What the exercise asks: Where the word "yuqori" occurs in a line, return that line.

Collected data
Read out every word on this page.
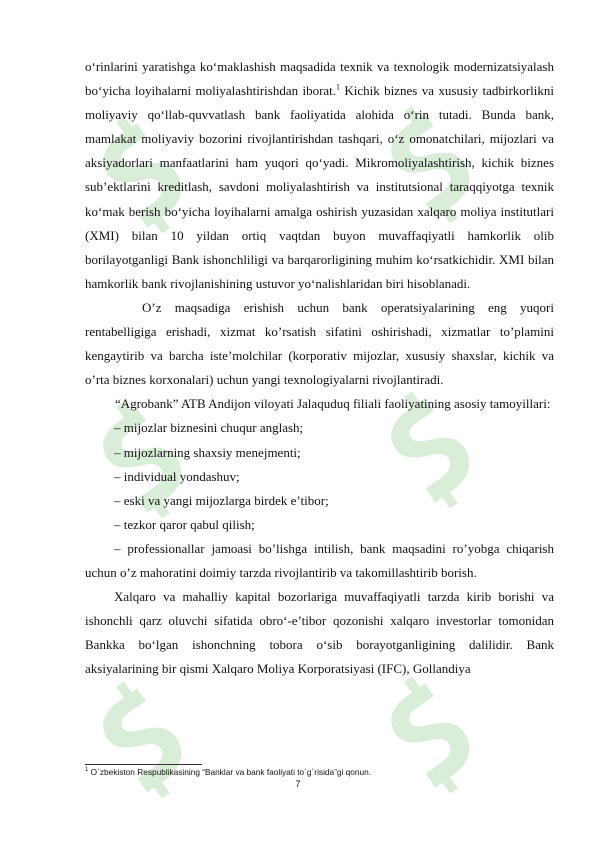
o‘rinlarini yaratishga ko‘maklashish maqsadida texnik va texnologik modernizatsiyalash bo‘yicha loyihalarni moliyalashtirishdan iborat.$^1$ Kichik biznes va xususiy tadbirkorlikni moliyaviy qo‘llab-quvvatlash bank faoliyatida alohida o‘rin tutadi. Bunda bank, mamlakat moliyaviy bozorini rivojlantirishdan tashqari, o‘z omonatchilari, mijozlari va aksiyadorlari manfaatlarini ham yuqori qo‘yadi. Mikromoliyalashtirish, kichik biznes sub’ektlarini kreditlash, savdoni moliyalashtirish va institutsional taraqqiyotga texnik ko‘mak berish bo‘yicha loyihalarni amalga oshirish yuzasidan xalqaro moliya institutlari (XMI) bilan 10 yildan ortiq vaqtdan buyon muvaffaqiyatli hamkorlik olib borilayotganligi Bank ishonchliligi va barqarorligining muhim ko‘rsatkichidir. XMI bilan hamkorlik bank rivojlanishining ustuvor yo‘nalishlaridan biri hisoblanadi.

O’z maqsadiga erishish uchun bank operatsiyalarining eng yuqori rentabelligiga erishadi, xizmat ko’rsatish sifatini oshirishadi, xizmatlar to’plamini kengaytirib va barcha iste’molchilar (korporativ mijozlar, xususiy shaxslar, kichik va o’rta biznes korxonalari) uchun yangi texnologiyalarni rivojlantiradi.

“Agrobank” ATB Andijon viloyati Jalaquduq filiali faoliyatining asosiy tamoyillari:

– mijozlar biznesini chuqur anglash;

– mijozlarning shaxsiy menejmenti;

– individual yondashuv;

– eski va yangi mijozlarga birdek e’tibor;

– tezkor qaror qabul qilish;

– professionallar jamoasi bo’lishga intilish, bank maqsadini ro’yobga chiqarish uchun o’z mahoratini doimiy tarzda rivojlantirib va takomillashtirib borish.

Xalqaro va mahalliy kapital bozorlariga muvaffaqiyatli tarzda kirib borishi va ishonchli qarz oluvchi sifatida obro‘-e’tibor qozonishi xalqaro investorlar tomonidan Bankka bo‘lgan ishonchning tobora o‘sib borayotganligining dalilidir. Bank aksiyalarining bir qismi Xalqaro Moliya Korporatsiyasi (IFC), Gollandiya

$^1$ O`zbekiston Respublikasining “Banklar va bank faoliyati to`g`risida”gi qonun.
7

Result of the task:
o‘rinlarini yaratishga ko‘maklashish maqsadida texnik va texnologik modernizatsiyalash bo‘yicha loyihalarni moliyalashtirishdan iborat.$^1$ Kichik biznes va xususiy tadbirkorlikni moliyaviy qo‘llab-quvvatlash bank faoliyatida alohida o‘rin tutadi. Bunda bank, mamlakat moliyaviy bozorini rivojlantirishdan tashqari, o‘z omonatchilari, mijozlari va aksiyadorlari manfaatlarini ham yuqori qo‘yadi. Mikromoliyalashtirish, kichik biznes sub’ektlarini kreditlash, savdoni moliyalashtirish va institutsional taraqqiyotga texnik ko‘mak berish bo‘yicha loyihalarni amalga oshirish yuzasidan xalqaro moliya institutlari (XMI) bilan 10 yildan ortiq vaqtdan buyon muvaffaqiyatli hamkorlik olib borilayotganligi Bank ishonchliligi va barqarorligining muhim ko‘rsatkichidir. XMI bilan hamkorlik bank rivojlanishining ustuvor yo‘nalishlaridan biri hisoblanadi.
O’z maqsadiga erishish uchun bank operatsiyalarining eng yuqori rentabelligiga erishadi, xizmat ko’rsatish sifatini oshirishadi, xizmatlar to’plamini kengaytirib va barcha iste’molchilar (korporativ mijozlar, xususiy shaxslar, kichik va o’rta biznes korxonalari) uchun yangi texnologiyalarni rivojlantiradi.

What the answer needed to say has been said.